▶ **What is expected**: Update the entries below by replacing every instance of "timestamp-time" with "clock-time" and changing nothing else, and leave the pictures out of your answer.

▶ **Record excerpts**:

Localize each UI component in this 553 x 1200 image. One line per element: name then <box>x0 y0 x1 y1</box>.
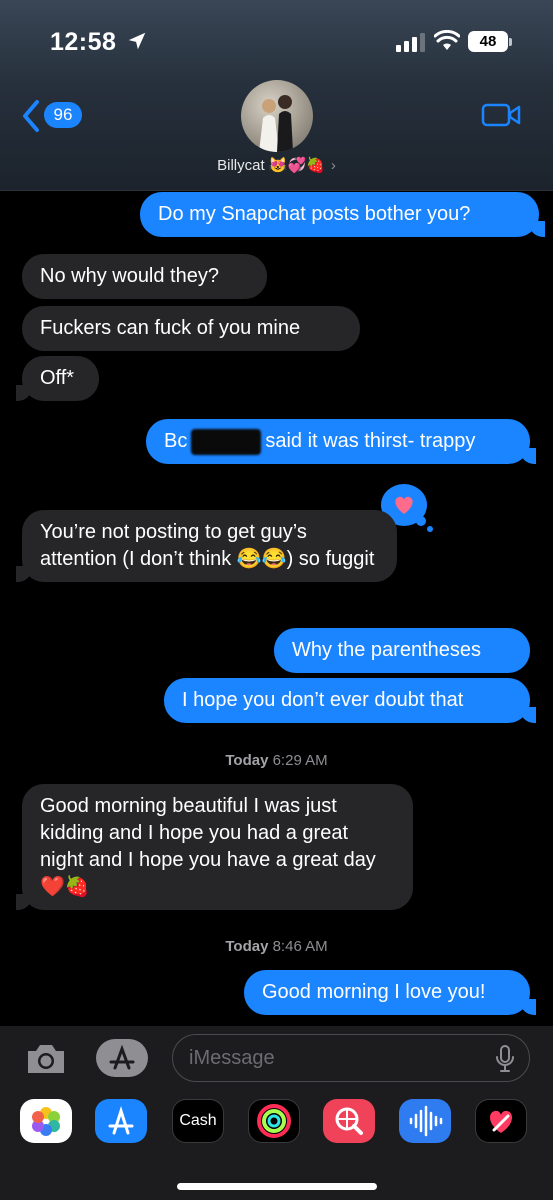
app-store-icon <box>108 1106 134 1135</box>
message-text: No why would they? <box>40 265 219 287</box>
cash-label: Cash <box>179 1112 217 1129</box>
activity-rings-icon <box>257 1104 291 1138</box>
message-bubble-incoming[interactable]: Fuckers can fuck of you mine <box>22 306 360 351</box>
message-text: I hope you don’t ever doubt that <box>182 689 464 711</box>
message-bubble-outgoing[interactable]: I hope you don’t ever doubt that <box>164 678 536 723</box>
message-bubble-incoming[interactable]: Off* <box>16 356 99 401</box>
message-text: Fuckers can fuck of you mine <box>40 317 301 339</box>
cellular-signal-icon <box>396 33 425 52</box>
avatar-photo <box>259 95 293 152</box>
heart-icon <box>490 1110 512 1133</box>
timestamp-time: 6:29 AM <box>272 752 328 769</box>
unread-count-badge: 96 <box>44 102 82 128</box>
timestamp: Today 8:46 AM <box>0 938 553 955</box>
fitness-app-button[interactable] <box>248 1099 300 1143</box>
message-text: Good morning I love you! <box>262 981 486 1003</box>
message-bubble-incoming[interactable]: Good morning beautiful I was just kiddin… <box>16 784 413 910</box>
timestamp-time: 8:46 AM <box>272 938 328 955</box>
timestamp-day: Today <box>225 938 269 955</box>
back-button[interactable]: 96 <box>20 98 90 134</box>
chevron-right-icon: › <box>330 157 336 174</box>
status-time: 12:58 <box>50 28 117 56</box>
conversation-header: 12:58 48 96 Billycat 😻💞🍓 › <box>0 0 553 191</box>
message-text: Why the parentheses <box>292 639 481 661</box>
sound-wave-icon <box>409 1105 443 1137</box>
globe-search-icon <box>335 1107 363 1135</box>
apple-cash-app-button[interactable]: Cash <box>172 1099 224 1143</box>
message-bubble-incoming[interactable]: You’re not posting to get guy’s attentio… <box>16 510 397 582</box>
message-bubble-incoming[interactable]: No why would they? <box>22 254 267 299</box>
message-text-suffix: said it was thirst- trappy <box>265 430 476 452</box>
message-bubble-outgoing[interactable]: Do my Snapchat posts bother you? <box>140 192 545 237</box>
photos-icon <box>32 1107 60 1136</box>
camera-icon[interactable] <box>24 1041 68 1077</box>
battery-tip <box>509 38 512 46</box>
message-bubble-outgoing[interactable]: Good morning I love you! <box>244 970 536 1015</box>
timestamp: Today 6:29 AM <box>0 752 553 769</box>
contact-name-row[interactable]: Billycat 😻💞🍓 › <box>0 156 553 174</box>
timestamp-day: Today <box>225 752 269 769</box>
tapback-tail <box>427 526 433 532</box>
photos-app-button[interactable] <box>20 1099 72 1143</box>
battery-indicator: 48 <box>468 31 508 52</box>
heart-app-button[interactable] <box>475 1099 527 1143</box>
message-text: Do my Snapchat posts bother you? <box>158 203 471 225</box>
microphone-icon[interactable] <box>494 1044 516 1074</box>
location-arrow-icon <box>128 32 146 50</box>
message-bubble-outgoing[interactable]: Bc said it was thirst- trappy <box>146 419 536 464</box>
message-input[interactable] <box>172 1034 530 1082</box>
tapback-tail <box>416 516 426 526</box>
message-text: Off* <box>40 367 75 389</box>
contact-name: Billycat 😻💞🍓 <box>217 157 325 174</box>
app-store-button[interactable] <box>96 1039 148 1077</box>
app-store-icon <box>109 1044 135 1070</box>
redacted-name <box>191 428 262 455</box>
message-bubble-outgoing[interactable]: Why the parentheses <box>274 628 530 673</box>
message-text: Good morning beautiful I was just kiddin… <box>40 795 376 898</box>
home-indicator <box>177 1183 377 1190</box>
chevron-left-icon <box>23 100 39 132</box>
contact-avatar[interactable] <box>241 80 313 152</box>
video-call-icon[interactable] <box>481 101 521 129</box>
image-search-app-button[interactable] <box>323 1099 375 1143</box>
message-text: You’re not posting to get guy’s attentio… <box>40 521 375 570</box>
message-text-prefix: Bc <box>164 430 188 452</box>
app-store-app-button[interactable] <box>95 1099 147 1143</box>
audio-app-button[interactable] <box>399 1099 451 1143</box>
wifi-icon <box>434 30 460 50</box>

▶ **Answer below**:
Localize each UI component in this 553 x 1200 image. One line per element: name then <box>x0 y0 x1 y1</box>.
app-store-icon <box>108 1106 134 1135</box>
message-text: No why would they? <box>40 265 219 287</box>
cash-label: Cash <box>179 1112 217 1129</box>
activity-rings-icon <box>257 1104 291 1138</box>
message-bubble-incoming[interactable]: Fuckers can fuck of you mine <box>22 306 360 351</box>
message-text: I hope you don’t ever doubt that <box>182 689 464 711</box>
message-bubble-outgoing[interactable]: I hope you don’t ever doubt that <box>164 678 536 723</box>
message-bubble-incoming[interactable]: Off* <box>16 356 99 401</box>
message-text: Fuckers can fuck of you mine <box>40 317 301 339</box>
cellular-signal-icon <box>396 33 425 52</box>
avatar-photo <box>259 95 293 152</box>
heart-icon <box>490 1110 512 1133</box>
clock-time: 6:29 AM <box>272 752 328 769</box>
unread-count-badge: 96 <box>44 102 82 128</box>
timestamp: Today 8:46 AM <box>0 938 553 955</box>
fitness-app-button[interactable] <box>248 1099 300 1143</box>
message-text: Good morning I love you! <box>262 981 486 1003</box>
message-bubble-incoming[interactable]: Good morning beautiful I was just kiddin… <box>16 784 413 910</box>
clock-time: 8:46 AM <box>272 938 328 955</box>
timestamp-day: Today <box>225 938 269 955</box>
back-button[interactable]: 96 <box>20 98 90 134</box>
chevron-right-icon: › <box>330 157 336 174</box>
status-time: 12:58 <box>50 28 117 56</box>
conversation-header: 12:58 48 96 Billycat 😻💞🍓 › <box>0 0 553 191</box>
message-text: Why the parentheses <box>292 639 481 661</box>
sound-wave-icon <box>409 1105 443 1137</box>
globe-search-icon <box>335 1107 363 1135</box>
apple-cash-app-button[interactable]: Cash <box>172 1099 224 1143</box>
message-bubble-incoming[interactable]: You’re not posting to get guy’s attentio… <box>16 510 397 582</box>
message-bubble-incoming[interactable]: No why would they? <box>22 254 267 299</box>
message-text-suffix: said it was thirst- trappy <box>265 430 476 452</box>
message-bubble-outgoing[interactable]: Do my Snapchat posts bother you? <box>140 192 545 237</box>
photos-icon <box>32 1107 60 1136</box>
camera-icon[interactable] <box>24 1041 68 1077</box>
battery-tip <box>509 38 512 46</box>
message-bubble-outgoing[interactable]: Good morning I love you! <box>244 970 536 1015</box>
timestamp: Today 6:29 AM <box>0 752 553 769</box>
contact-name-row[interactable]: Billycat 😻💞🍓 › <box>0 156 553 174</box>
timestamp-day: Today <box>225 752 269 769</box>
tapback-tail <box>427 526 433 532</box>
photos-app-button[interactable] <box>20 1099 72 1143</box>
battery-indicator: 48 <box>468 31 508 52</box>
heart-app-button[interactable] <box>475 1099 527 1143</box>
message-text: Do my Snapchat posts bother you? <box>158 203 471 225</box>
microphone-icon[interactable] <box>494 1044 516 1074</box>
location-arrow-icon <box>128 32 146 50</box>
message-bubble-outgoing[interactable]: Bc said it was thirst- trappy <box>146 419 536 464</box>
message-input[interactable] <box>172 1034 530 1082</box>
tapback-tail <box>416 516 426 526</box>
message-text: Off* <box>40 367 75 389</box>
contact-name: Billycat 😻💞🍓 <box>217 157 325 174</box>
app-store-button[interactable] <box>96 1039 148 1077</box>
app-store-icon <box>109 1044 135 1070</box>
redacted-name <box>191 428 262 455</box>
message-bubble-outgoing[interactable]: Why the parentheses <box>274 628 530 673</box>
message-text: Good morning beautiful I was just kiddin… <box>40 795 376 898</box>
home-indicator <box>177 1183 377 1190</box>
chevron-left-icon <box>23 100 39 132</box>
contact-avatar[interactable] <box>241 80 313 152</box>
video-call-icon[interactable] <box>481 101 521 129</box>
image-search-app-button[interactable] <box>323 1099 375 1143</box>
message-text: You’re not posting to get guy’s attentio… <box>40 521 375 570</box>
message-text-prefix: Bc <box>164 430 188 452</box>
app-store-app-button[interactable] <box>95 1099 147 1143</box>
audio-app-button[interactable] <box>399 1099 451 1143</box>
wifi-icon <box>434 30 460 50</box>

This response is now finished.